The listing below should be copied in full, word for word.

— START OF INFORMATION SHOWN —

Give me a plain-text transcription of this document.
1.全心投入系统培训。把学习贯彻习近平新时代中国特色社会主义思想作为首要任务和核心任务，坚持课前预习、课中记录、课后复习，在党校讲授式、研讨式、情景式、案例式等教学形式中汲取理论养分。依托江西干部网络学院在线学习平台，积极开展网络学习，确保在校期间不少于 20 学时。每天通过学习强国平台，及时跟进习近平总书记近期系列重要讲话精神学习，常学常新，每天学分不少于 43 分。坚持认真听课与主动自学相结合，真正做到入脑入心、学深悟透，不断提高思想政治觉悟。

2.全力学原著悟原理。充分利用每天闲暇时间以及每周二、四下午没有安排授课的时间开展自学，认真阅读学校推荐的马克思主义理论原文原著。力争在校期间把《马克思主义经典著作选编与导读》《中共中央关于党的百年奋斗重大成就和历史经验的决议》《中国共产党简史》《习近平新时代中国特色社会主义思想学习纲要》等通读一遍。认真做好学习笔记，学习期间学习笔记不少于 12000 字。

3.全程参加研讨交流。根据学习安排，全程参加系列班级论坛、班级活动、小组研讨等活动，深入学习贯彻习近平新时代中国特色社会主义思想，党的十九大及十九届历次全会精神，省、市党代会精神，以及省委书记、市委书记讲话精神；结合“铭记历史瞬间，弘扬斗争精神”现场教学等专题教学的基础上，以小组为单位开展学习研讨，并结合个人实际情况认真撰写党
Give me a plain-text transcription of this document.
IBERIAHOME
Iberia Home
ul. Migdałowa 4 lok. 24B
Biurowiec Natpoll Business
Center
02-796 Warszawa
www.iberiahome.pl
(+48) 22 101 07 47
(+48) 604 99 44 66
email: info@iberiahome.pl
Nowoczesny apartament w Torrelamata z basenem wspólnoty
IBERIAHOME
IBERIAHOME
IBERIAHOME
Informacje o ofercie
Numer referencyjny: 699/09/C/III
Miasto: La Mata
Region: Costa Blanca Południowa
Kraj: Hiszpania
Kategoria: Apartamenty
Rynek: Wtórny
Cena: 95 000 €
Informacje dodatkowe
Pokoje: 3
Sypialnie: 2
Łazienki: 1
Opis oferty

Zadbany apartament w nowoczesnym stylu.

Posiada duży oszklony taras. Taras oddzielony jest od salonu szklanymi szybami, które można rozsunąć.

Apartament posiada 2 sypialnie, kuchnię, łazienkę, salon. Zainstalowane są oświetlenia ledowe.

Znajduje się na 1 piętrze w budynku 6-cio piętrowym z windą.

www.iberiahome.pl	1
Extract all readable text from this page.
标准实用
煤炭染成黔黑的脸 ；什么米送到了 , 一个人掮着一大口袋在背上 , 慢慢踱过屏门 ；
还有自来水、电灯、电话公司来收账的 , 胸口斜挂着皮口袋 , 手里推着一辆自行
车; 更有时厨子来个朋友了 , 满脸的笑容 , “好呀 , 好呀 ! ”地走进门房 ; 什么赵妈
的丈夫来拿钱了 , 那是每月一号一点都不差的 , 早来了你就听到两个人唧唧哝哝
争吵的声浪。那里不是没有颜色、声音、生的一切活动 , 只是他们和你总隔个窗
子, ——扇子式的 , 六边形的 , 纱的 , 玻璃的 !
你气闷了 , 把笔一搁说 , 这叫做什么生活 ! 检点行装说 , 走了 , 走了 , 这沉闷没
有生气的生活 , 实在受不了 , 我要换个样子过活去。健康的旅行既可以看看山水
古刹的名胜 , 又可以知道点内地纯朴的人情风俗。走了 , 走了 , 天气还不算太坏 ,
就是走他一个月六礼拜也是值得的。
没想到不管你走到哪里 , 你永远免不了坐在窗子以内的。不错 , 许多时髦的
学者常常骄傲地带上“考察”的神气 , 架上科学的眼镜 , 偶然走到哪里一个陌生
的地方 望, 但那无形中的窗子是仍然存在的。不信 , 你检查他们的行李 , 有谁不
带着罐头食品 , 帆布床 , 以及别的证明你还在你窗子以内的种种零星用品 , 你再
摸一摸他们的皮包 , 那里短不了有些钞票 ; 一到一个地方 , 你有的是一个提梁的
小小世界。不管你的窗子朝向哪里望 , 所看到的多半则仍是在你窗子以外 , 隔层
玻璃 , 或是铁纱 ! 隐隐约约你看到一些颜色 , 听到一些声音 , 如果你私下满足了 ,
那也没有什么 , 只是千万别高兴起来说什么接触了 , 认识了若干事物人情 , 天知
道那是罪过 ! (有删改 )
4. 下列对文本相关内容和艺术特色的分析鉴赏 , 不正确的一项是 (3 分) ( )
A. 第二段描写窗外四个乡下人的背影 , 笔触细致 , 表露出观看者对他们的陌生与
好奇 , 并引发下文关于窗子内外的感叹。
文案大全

— END OF INFORMATION SHOWN —

> **WRITTEN ANSWER**
Give me a plain-text transcription of this document.
1.全心投入系统培训。把学习贯彻习近平新时代中国特色社会主义思想作为首要任务和核心任务，坚持课前预习、课中记录、课后复习，在党校讲授式、研讨式、情景式、案例式等教学形式中汲取理论养分。依托江西干部网络学院在线学习平台，积极开展网络学习，确保在校期间不少于 20 学时。每天通过学习强国平台，及时跟进习近平总书记近期系列重要讲话精神学习，常学常新，每天学分不少于 43 分。坚持认真听课与主动自学相结合，真正做到入脑入心、学深悟透，不断提高思想政治觉悟。

2.全力学原著悟原理。充分利用每天闲暇时间以及每周二、四下午没有安排授课的时间开展自学，认真阅读学校推荐的马克思主义理论原文原著。力争在校期间把《马克思主义经典著作选编与导读》《中共中央关于党的百年奋斗重大成就和历史经验的决议》《中国共产党简史》《习近平新时代中国特色社会主义思想学习纲要》等通读一遍。认真做好学习笔记，学习期间学习笔记不少于 12000 字。

3.全程参加研讨交流。根据学习安排，全程参加系列班级论坛、班级活动、小组研讨等活动，深入学习贯彻习近平新时代中国特色社会主义思想，党的十九大及十九届历次全会精神，省、市党代会精神，以及省委书记、市委书记讲话精神；结合“铭记历史瞬间，弘扬斗争精神”现场教学等专题教学的基础上，以小组为单位开展学习研讨，并结合个人实际情况认真撰写党
Give me a plain-text transcription of this document.
IBERIAHOME
Iberia Home
ul. Migdałowa 4 lok. 24B
Biurowiec Natpoll Business
Center
02-796 Warszawa
www.iberiahome.pl
(+48) 22 101 07 47
(+48) 604 99 44 66
email: info@iberiahome.pl
Nowoczesny apartament w Torrelamata z basenem wspólnoty
IBERIAHOME
IBERIAHOME
IBERIAHOME
Informacje o ofercie
Numer referencyjny: 699/09/C/III
Miasto: La Mata
Region: Costa Blanca Południowa
Kraj: Hiszpania
Kategoria: Apartamenty
Rynek: Wtórny
Cena: 95 000 €
Informacje dodatkowe
Pokoje: 3
Sypialnie: 2
Łazienki: 1
Opis oferty

Zadbany apartament w nowoczesnym stylu.

Posiada duży oszklony taras. Taras oddzielony jest od salonu szklanymi szybami, które można rozsunąć.

Apartament posiada 2 sypialnie, kuchnię, łazienkę, salon. Zainstalowane są oświetlenia ledowe.

Znajduje się na 1 piętrze w budynku 6-cio piętrowym z windą.

www.iberiahome.pl	1
Extract all readable text from this page.
标准实用
煤炭染成黔黑的脸 ；什么米送到了 , 一个人掮着一大口袋在背上 , 慢慢踱过屏门 ；
还有自来水、电灯、电话公司来收账的 , 胸口斜挂着皮口袋 , 手里推着一辆自行
车; 更有时厨子来个朋友了 , 满脸的笑容 , “好呀 , 好呀 ! ”地走进门房 ; 什么赵妈
的丈夫来拿钱了 , 那是每月一号一点都不差的 , 早来了你就听到两个人唧唧哝哝
争吵的声浪。那里不是没有颜色、声音、生的一切活动 , 只是他们和你总隔个窗
子, ——扇子式的 , 六边形的 , 纱的 , 玻璃的 !
你气闷了 , 把笔一搁说 , 这叫做什么生活 ! 检点行装说 , 走了 , 走了 , 这沉闷没
有生气的生活 , 实在受不了 , 我要换个样子过活去。健康的旅行既可以看看山水
古刹的名胜 , 又可以知道点内地纯朴的人情风俗。走了 , 走了 , 天气还不算太坏 ,
就是走他一个月六礼拜也是值得的。
没想到不管你走到哪里 , 你永远免不了坐在窗子以内的。不错 , 许多时髦的
学者常常骄傲地带上“考察”的神气 , 架上科学的眼镜 , 偶然走到哪里一个陌生
的地方 望, 但那无形中的窗子是仍然存在的。不信 , 你检查他们的行李 , 有谁不
带着罐头食品 , 帆布床 , 以及别的证明你还在你窗子以内的种种零星用品 , 你再
摸一摸他们的皮包 , 那里短不了有些钞票 ; 一到一个地方 , 你有的是一个提梁的
小小世界。不管你的窗子朝向哪里望 , 所看到的多半则仍是在你窗子以外 , 隔层
玻璃 , 或是铁纱 ! 隐隐约约你看到一些颜色 , 听到一些声音 , 如果你私下满足了 ,
那也没有什么 , 只是千万别高兴起来说什么接触了 , 认识了若干事物人情 , 天知
道那是罪过 ! (有删改 )
4. 下列对文本相关内容和艺术特色的分析鉴赏 , 不正确的一项是 (3 分) ( )
A. 第二段描写窗外四个乡下人的背影 , 笔触细致 , 表露出观看者对他们的陌生与
好奇 , 并引发下文关于窗子内外的感叹。
文案大全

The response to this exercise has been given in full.